## [What you need to do]
1. In the blog post about living in Brazil, what was the baggage limit for each person when the family moved there?
2. List every household item that the blog post about living in Brazil says the family has gone without in their Brazilian home.
3. Carry on the blog post about living in Brazil, picking up right after its final sentence.

## [Source text]
This is the question that I am going to be blogging about for the next months. I’m in Brazil – it’s a great place to be contemplating this question for a number of reasons. First of all, the income gap between the average rich and the average poor is much greater than in the United States – with the country’s richest five percent of the population possessing 25 percent of the gross domestic product (GDP), while 30 percent of the nation’s poorest scampers for 7.6 percent. This is actually not as bad as the gap between rich and poor in the US – the number three country in the world with the biggest gap between rich and poor. Nonetheless, the project poor still live in standard housing with indoor plumbing and electricity and many have cell phones (though they aren’t always working) and can afford to buy new clothes and eat out. Favelas poor live in substandard housing without modern amenities, and on their average earnings of $2 a day*, you can bet they’re not buying minutes for a cell phone.

Secondly, I am learning through personal experience what constitutes necessity and comparing it to my previous lifestyle in the United States. Before we left the country, we packed up our entire household and put everything in storage (because we are hoping our house will sell while we’re gone). We rented a 10’ x 30’ storage unit as well as borrowing a storage shed from a friend and storing our car at my sister’s house. We had a lot of stuff and it was never more evident than after we made what we thought was the last trip to storage. The house was so empty it echoed. The only furniture left was a desk, chair and mattress, yet on the last morning in the States, we had trouble fitting all of our remaining possessions in an SUV to take them to storage. Wow! I remember when I moved to Savannah, Ga., in 1995 with so few belongings that they fit in a Mazda Protégé plus a car-top U-haul carrier. Now I am part of a family of four, but still, that was a whole lot of stuff! I’ve been a busy little consumer, haven’t I?

In contrast, we moved to Brazil with a baggage limitation of 70 pounds each. Since we’re only going to be in our home here for seven months, we don’t want to go hog wild setting up house just to have to break it all down again. So our house is much more sparsely furnished than it was in the US and we have resisted buying things that we relied on in the US but have found we can do without here in Brazil. For example: I really want a garbage can under my desk, but I guess I’ll do without one. As my daughter told me while I was contemplating purchasing one: “You don’t need a garbage can under your desk. It’s good exercise to walk to the kitchen.” And so we don’t have an electric mixer or loaf pans or more than one towel per person or an ottoman to rest our feet on, but after three weeks of being in our house, I have to admit, we have everything we need, in fact more than we need, and it ain’t much!

## [Dataset extract]
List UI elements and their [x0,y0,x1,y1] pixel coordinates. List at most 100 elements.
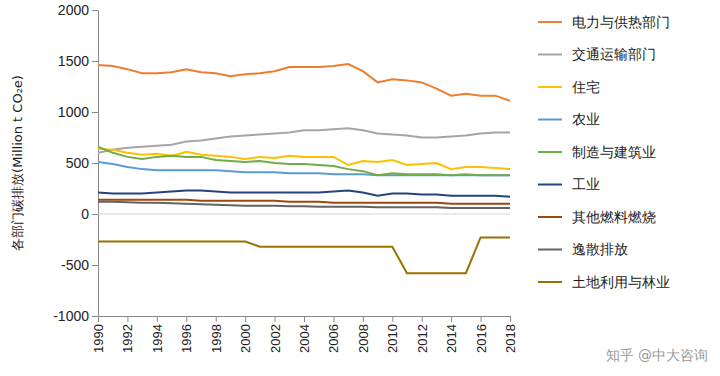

## [Answers given]
1. 70 pounds each.

2.
- A garbage can under the desk
- An electric mixer
- Loaf pans
- More than one towel per person
- An ottoman to rest their feet on

3.
Thirdly (and though there are other good reasons, I’ll end here with #3), I’m already trying to decide what to do with our stuff when we leave. The furniture we can sell back to the used furniture store we bought it from and many other things have been borrowed from the church, so they’ll go back there. That still leaves a bunch of stuff: toys, linens, kitchen appurtenances, a stroller. Like that last load to storage, it will be more than we thought.

I am reading Ronald J. Sider’s Rich Christians in an Age of Hunger, and as I was reflecting on it yesterday, I started to look forward to the day I could give away all my remaining things when it’s time to go back to the States. I imagined myself pulling up to the local favelas in a truck, putting the tailgate down and then knocking on some doors to tell people I have some things to give away. As these random lucky recipients began to understand what was going on, they would rush the truck and start to indiscriminately grab things until just moments later, nothing remained. Now, before you go thinking that is some sort of unfair depiction of what might happen, I should tell you (briefly) about what happened when my roommate Karen and I decided to have a garage sale in San Golquí, Ecuador, as we were finishing our Peace Corps service. It was like nothing I’ve ever experienced. We did no advertising, just early one morning started setting up a couple of tables in front of our apartment and starting bringing our things out to sale. People looked but said nothing, and we wanted it that way until we got set up, since it was just the two of us to haul out a lot of stuff. Finally, when we had everything out, we began to announce in loud voice that things were for sale – cheap. It started out slowly, with a few people cautiously approaching the tables in curiosity and confirming what we were saying: “These things are for sale? And how much do you want for this?” When word got out that we were selling our stuff cheap (typical garage sale prices), people mobbed us. We’re pretty sure we lost a good bit to theft – we couldn’t keep up! It was commerce madness! And it was over in no time.** So, my favela fantasy is based on that experience.

In my imagination, I then followed a random lucky favela resident home with her new possession – let’s say it was some plastic food storage containers in a pleasant lime green color. Now she has someplace to store her sugar, flour, rice and beans. All this time, she’s had to suffer storing her dry goods in the plastic bags they came in, but now, she has color coordinated storage containers that will keep food fresher for longer! What joy! What enhanced quality of life! She’ll be the envy of her neighbors and she’ll wonder how she ever got by without them. When they finally wear out, she’ll have to cut corners for a month to save up money to replace them, because going back to life without plastic food storage containers is just not an option.

See my point through the heavy sarcasm? How can we (and I, specifically) help poor people? If giving my stuff to them doesn’t do it, what will? In a matter of a minute or two, I ran through the gamut of known avenues of assisting the poor and all of them came up with similarly absurd endings. The fact is that nothing seems to be working. Poverty is so wide-spread and systemic; what can I do about it? Let me cut to the chase and say, I DON’T KNOW! But that is the question I’m going to explore in these next months. Stay tuned.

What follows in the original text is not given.